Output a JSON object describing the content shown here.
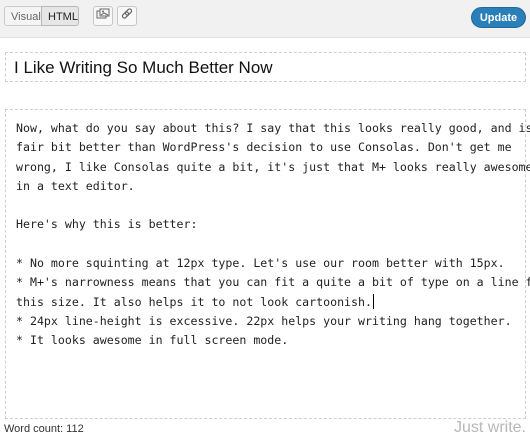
{
  "toolbar": {
    "visual_tab": "Visual",
    "html_tab": "HTML",
    "update_label": "Update",
    "icons": [
      "gallery-icon",
      "link-icon"
    ]
  },
  "post": {
    "title": "I Like Writing So Much Better Now"
  },
  "editor": {
    "lines": [
      "Now, what do you say about this? I say that this looks really good, and is a",
      "fair bit better than WordPress's decision to use Consolas. Don't get me",
      "wrong, I like Consolas quite a bit, it's just that M+ looks really awesome",
      "in a text editor.",
      "",
      "Here's why this is better:",
      "",
      "* No more squinting at 12px type. Let's use our room better with 15px.",
      "* M+'s narrowness means that you can fit a quite a bit of type on a line for",
      "this size. It also helps it to not look cartoonish.",
      "* 24px line-height is excessive. 22px helps your writing hang together.",
      "* It looks awesome in full screen mode."
    ]
  },
  "footer": {
    "word_count": "Word count: 112",
    "tagline": "Just write."
  },
  "colors": {
    "update_button": "#2a7fb8",
    "toolbar_bg": "#f1f1f1",
    "tagline": "#b8b8b8"
  }
}
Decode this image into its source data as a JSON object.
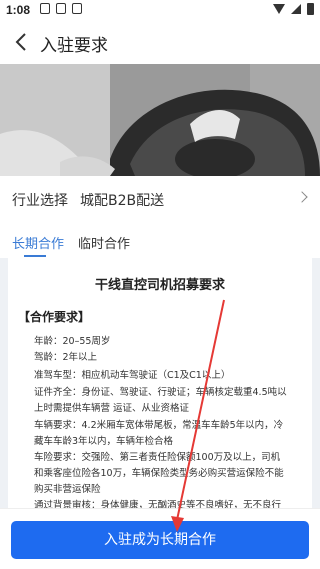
{
  "status_bar": {
    "time": "1:08"
  },
  "header": {
    "title": "入驻要求"
  },
  "industry": {
    "label": "行业选择",
    "value": "城配B2B配送"
  },
  "tabs": [
    {
      "label": "长期合作",
      "active": true
    },
    {
      "label": "临时合作",
      "active": false
    }
  ],
  "card": {
    "title": "干线直控司机招募要求",
    "section_title": "【合作要求】",
    "requirements": [
      "年龄：20–55周岁",
      "驾龄：2年以上",
      "准驾车型：相应机动车驾驶证（C1及C1以上）",
      "证件齐全：身份证、驾驶证、行驶证；车辆核定载重4.5吨以",
      "上时需提供车辆营 运证、从业资格证",
      "车辆要求：4.2米厢车宽体带尾板，常温车车龄5年以内，冷",
      "藏车车龄3年以内，车辆年检合格",
      "车险要求：交强险、第三者责任险保额100万及以上，司机",
      "和乘客座位险各10万，车辆保险类型务必购买营运保险不能",
      "购买非营运保险",
      "通过背景审核：身体健康，无酗酒史等不良嗜好，无不良行"
    ]
  },
  "bottom": {
    "button_label": "入驻成为长期合作"
  },
  "colors": {
    "accent": "#1e6bf0",
    "tab_active": "#3a7bd5",
    "annotation_arrow": "#e53935"
  }
}
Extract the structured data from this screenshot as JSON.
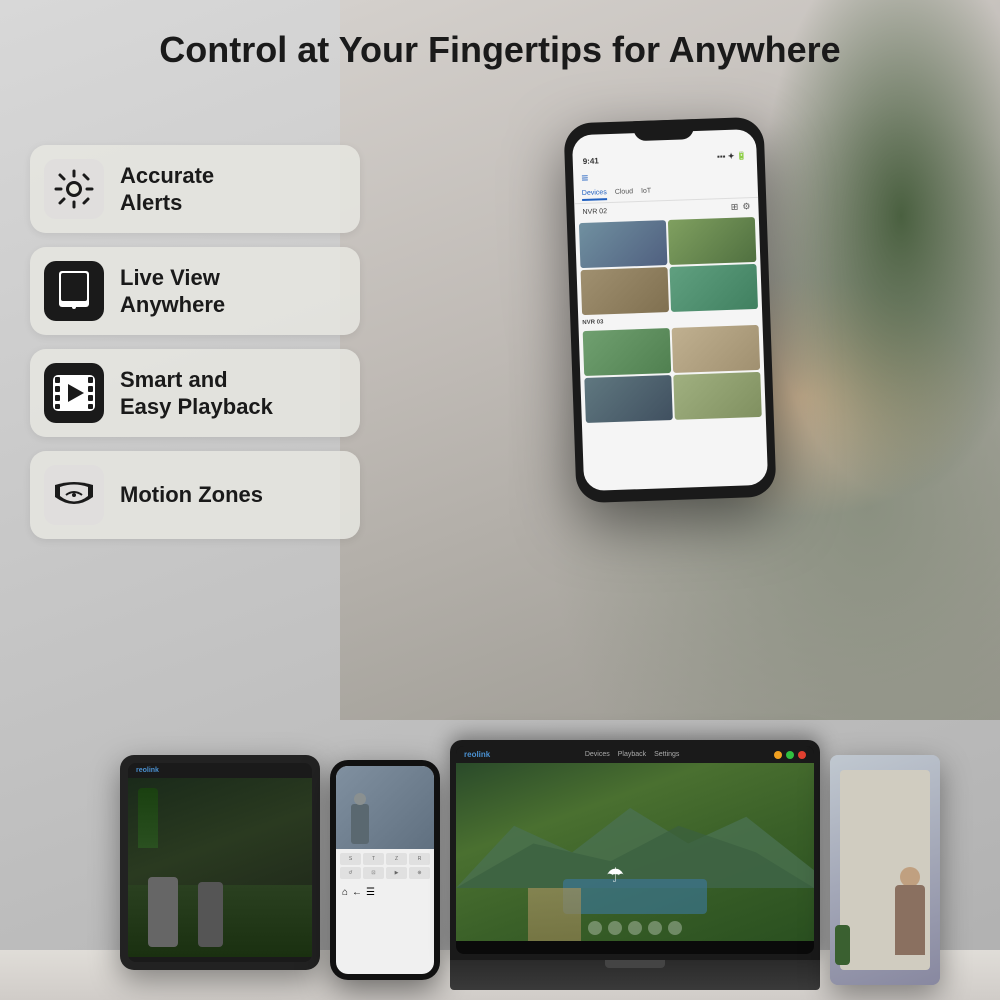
{
  "page": {
    "title": "Control at Your Fingertips for Anywhere",
    "background_color": "#d8d5d0"
  },
  "features": [
    {
      "id": "accurate-alerts",
      "label": "Accurate\nAlerts",
      "icon": "alert-icon",
      "icon_unicode": "🚨"
    },
    {
      "id": "live-view-anywhere",
      "label": "Live View\nAnywhere",
      "icon": "tablet-icon",
      "icon_unicode": "📱"
    },
    {
      "id": "smart-playback",
      "label": "Smart and\nEasy Playback",
      "icon": "play-icon",
      "icon_unicode": "▶"
    },
    {
      "id": "motion-zones",
      "label": "Motion Zones",
      "icon": "motion-icon",
      "icon_unicode": "◉"
    }
  ],
  "phone": {
    "status_time": "9:41",
    "tabs": [
      "Devices",
      "Cloud",
      "IoT"
    ],
    "nvr_labels": [
      "NVR 02",
      "NVR 03"
    ]
  },
  "devices": {
    "laptop_brand": "reolink",
    "tablet_brand": "reolink"
  }
}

> Requirement
Write out each entry exactly as given, omitting any picture.

> Task output
Output a JSON object describing the content shown here.
{
  "toolbar": {
    "visual_tab": "Visual",
    "html_tab": "HTML",
    "update_label": "Update",
    "icons": [
      "gallery-icon",
      "link-icon"
    ]
  },
  "post": {
    "title": "I Like Writing So Much Better Now"
  },
  "editor": {
    "lines": [
      "Now, what do you say about this? I say that this looks really good, and is a",
      "fair bit better than WordPress's decision to use Consolas. Don't get me",
      "wrong, I like Consolas quite a bit, it's just that M+ looks really awesome",
      "in a text editor.",
      "",
      "Here's why this is better:",
      "",
      "* No more squinting at 12px type. Let's use our room better with 15px.",
      "* M+'s narrowness means that you can fit a quite a bit of type on a line for",
      "this size. It also helps it to not look cartoonish.",
      "* 24px line-height is excessive. 22px helps your writing hang together.",
      "* It looks awesome in full screen mode."
    ]
  },
  "footer": {
    "word_count": "Word count: 112",
    "tagline": "Just write."
  },
  "colors": {
    "update_button": "#2a7fb8",
    "toolbar_bg": "#f1f1f1",
    "tagline": "#b8b8b8"
  }
}
Decode this image into its source data as a JSON object.
{
  "status_bar": {
    "time": "1:08"
  },
  "header": {
    "title": "入驻要求"
  },
  "industry": {
    "label": "行业选择",
    "value": "城配B2B配送"
  },
  "tabs": [
    {
      "label": "长期合作",
      "active": true
    },
    {
      "label": "临时合作",
      "active": false
    }
  ],
  "card": {
    "title": "干线直控司机招募要求",
    "section_title": "【合作要求】",
    "requirements": [
      "年龄：20–55周岁",
      "驾龄：2年以上",
      "准驾车型：相应机动车驾驶证（C1及C1以上）",
      "证件齐全：身份证、驾驶证、行驶证；车辆核定载重4.5吨以",
      "上时需提供车辆营 运证、从业资格证",
      "车辆要求：4.2米厢车宽体带尾板，常温车车龄5年以内，冷",
      "藏车车龄3年以内，车辆年检合格",
      "车险要求：交强险、第三者责任险保额100万及以上，司机",
      "和乘客座位险各10万，车辆保险类型务必购买营运保险不能",
      "购买非营运保险",
      "通过背景审核：身体健康，无酗酒史等不良嗜好，无不良行"
    ]
  },
  "bottom": {
    "button_label": "入驻成为长期合作"
  },
  "colors": {
    "accent": "#1e6bf0",
    "tab_active": "#3a7bd5",
    "annotation_arrow": "#e53935"
  }
}
Extract the structured data from this screenshot as JSON.
{
  "page": {
    "title": "Control at Your Fingertips for Anywhere",
    "background_color": "#d8d5d0"
  },
  "features": [
    {
      "id": "accurate-alerts",
      "label": "Accurate\nAlerts",
      "icon": "alert-icon",
      "icon_unicode": "🚨"
    },
    {
      "id": "live-view-anywhere",
      "label": "Live View\nAnywhere",
      "icon": "tablet-icon",
      "icon_unicode": "📱"
    },
    {
      "id": "smart-playback",
      "label": "Smart and\nEasy Playback",
      "icon": "play-icon",
      "icon_unicode": "▶"
    },
    {
      "id": "motion-zones",
      "label": "Motion Zones",
      "icon": "motion-icon",
      "icon_unicode": "◉"
    }
  ],
  "phone": {
    "status_time": "9:41",
    "tabs": [
      "Devices",
      "Cloud",
      "IoT"
    ],
    "nvr_labels": [
      "NVR 02",
      "NVR 03"
    ]
  },
  "devices": {
    "laptop_brand": "reolink",
    "tablet_brand": "reolink"
  }
}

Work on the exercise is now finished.